## Begin INPUT
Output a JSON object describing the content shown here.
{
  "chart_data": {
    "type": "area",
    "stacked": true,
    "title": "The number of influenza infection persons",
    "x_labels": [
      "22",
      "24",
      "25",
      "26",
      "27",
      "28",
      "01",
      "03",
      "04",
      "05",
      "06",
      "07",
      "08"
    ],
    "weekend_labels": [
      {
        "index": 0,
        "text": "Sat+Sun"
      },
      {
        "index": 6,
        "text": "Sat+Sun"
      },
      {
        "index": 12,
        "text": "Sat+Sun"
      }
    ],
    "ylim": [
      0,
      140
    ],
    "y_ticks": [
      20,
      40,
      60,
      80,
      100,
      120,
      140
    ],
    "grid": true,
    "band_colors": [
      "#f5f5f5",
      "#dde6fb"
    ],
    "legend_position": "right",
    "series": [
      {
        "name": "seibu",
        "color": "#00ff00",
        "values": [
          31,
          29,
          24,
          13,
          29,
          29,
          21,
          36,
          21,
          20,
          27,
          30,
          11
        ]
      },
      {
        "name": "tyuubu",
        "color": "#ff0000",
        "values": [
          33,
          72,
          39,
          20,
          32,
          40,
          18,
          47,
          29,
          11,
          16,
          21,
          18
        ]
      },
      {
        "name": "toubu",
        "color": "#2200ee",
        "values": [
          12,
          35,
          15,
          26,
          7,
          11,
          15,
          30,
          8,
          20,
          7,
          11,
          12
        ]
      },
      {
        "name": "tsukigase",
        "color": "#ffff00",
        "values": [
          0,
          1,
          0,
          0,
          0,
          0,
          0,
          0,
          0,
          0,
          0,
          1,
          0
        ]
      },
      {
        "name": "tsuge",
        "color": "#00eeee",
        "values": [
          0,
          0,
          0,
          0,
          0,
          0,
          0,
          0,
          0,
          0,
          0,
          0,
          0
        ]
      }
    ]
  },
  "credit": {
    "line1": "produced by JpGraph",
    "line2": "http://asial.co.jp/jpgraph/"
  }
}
## End INPUT
* _PROBLEM_
Every record shown above should be written out again exactly.

* _THE REPLY_
Output a JSON object describing the content shown here.
{
  "chart_data": {
    "type": "area",
    "stacked": true,
    "title": "The number of influenza infection persons",
    "x_labels": [
      "22",
      "24",
      "25",
      "26",
      "27",
      "28",
      "01",
      "03",
      "04",
      "05",
      "06",
      "07",
      "08"
    ],
    "weekend_labels": [
      {
        "index": 0,
        "text": "Sat+Sun"
      },
      {
        "index": 6,
        "text": "Sat+Sun"
      },
      {
        "index": 12,
        "text": "Sat+Sun"
      }
    ],
    "ylim": [
      0,
      140
    ],
    "y_ticks": [
      20,
      40,
      60,
      80,
      100,
      120,
      140
    ],
    "grid": true,
    "band_colors": [
      "#f5f5f5",
      "#dde6fb"
    ],
    "legend_position": "right",
    "series": [
      {
        "name": "seibu",
        "color": "#00ff00",
        "values": [
          31,
          29,
          24,
          13,
          29,
          29,
          21,
          36,
          21,
          20,
          27,
          30,
          11
        ]
      },
      {
        "name": "tyuubu",
        "color": "#ff0000",
        "values": [
          33,
          72,
          39,
          20,
          32,
          40,
          18,
          47,
          29,
          11,
          16,
          21,
          18
        ]
      },
      {
        "name": "toubu",
        "color": "#2200ee",
        "values": [
          12,
          35,
          15,
          26,
          7,
          11,
          15,
          30,
          8,
          20,
          7,
          11,
          12
        ]
      },
      {
        "name": "tsukigase",
        "color": "#ffff00",
        "values": [
          0,
          1,
          0,
          0,
          0,
          0,
          0,
          0,
          0,
          0,
          0,
          1,
          0
        ]
      },
      {
        "name": "tsuge",
        "color": "#00eeee",
        "values": [
          0,
          0,
          0,
          0,
          0,
          0,
          0,
          0,
          0,
          0,
          0,
          0,
          0
        ]
      }
    ]
  },
  "credit": {
    "line1": "produced by JpGraph",
    "line2": "http://asial.co.jp/jpgraph/"
  }
}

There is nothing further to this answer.